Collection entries
=====
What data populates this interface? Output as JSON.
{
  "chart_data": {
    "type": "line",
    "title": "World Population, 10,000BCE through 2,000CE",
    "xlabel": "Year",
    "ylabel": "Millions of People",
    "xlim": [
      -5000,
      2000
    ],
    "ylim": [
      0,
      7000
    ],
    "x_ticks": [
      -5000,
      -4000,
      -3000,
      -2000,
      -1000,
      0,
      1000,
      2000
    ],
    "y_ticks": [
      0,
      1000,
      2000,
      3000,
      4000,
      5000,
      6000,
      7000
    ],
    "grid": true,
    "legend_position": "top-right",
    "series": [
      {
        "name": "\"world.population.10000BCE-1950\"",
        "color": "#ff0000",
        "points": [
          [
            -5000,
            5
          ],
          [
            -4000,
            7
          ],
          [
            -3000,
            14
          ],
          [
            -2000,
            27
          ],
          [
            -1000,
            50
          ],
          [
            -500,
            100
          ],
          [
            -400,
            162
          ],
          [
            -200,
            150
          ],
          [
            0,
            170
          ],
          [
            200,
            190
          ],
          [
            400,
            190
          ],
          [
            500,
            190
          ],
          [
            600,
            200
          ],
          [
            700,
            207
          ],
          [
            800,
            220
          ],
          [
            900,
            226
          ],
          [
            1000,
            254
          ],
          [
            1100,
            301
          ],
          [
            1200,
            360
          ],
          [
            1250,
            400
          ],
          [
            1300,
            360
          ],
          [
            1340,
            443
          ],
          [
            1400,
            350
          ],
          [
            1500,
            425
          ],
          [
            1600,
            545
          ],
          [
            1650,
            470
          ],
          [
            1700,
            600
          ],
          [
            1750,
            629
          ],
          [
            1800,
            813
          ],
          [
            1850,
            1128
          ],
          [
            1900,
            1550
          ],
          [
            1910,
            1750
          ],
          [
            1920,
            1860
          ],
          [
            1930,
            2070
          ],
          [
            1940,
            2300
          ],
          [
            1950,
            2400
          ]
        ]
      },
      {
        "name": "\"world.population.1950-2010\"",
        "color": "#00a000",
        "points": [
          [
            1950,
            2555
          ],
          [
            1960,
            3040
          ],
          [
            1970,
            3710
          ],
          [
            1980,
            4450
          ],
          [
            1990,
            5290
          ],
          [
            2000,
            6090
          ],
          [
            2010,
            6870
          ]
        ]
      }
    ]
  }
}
=====
* Requirement
Select every line in the material above where the string "name" occurs, and copy it.

* Final result
        "name": "\"world.population.10000BCE-1950\"",
        "name": "\"world.population.1950-2010\"",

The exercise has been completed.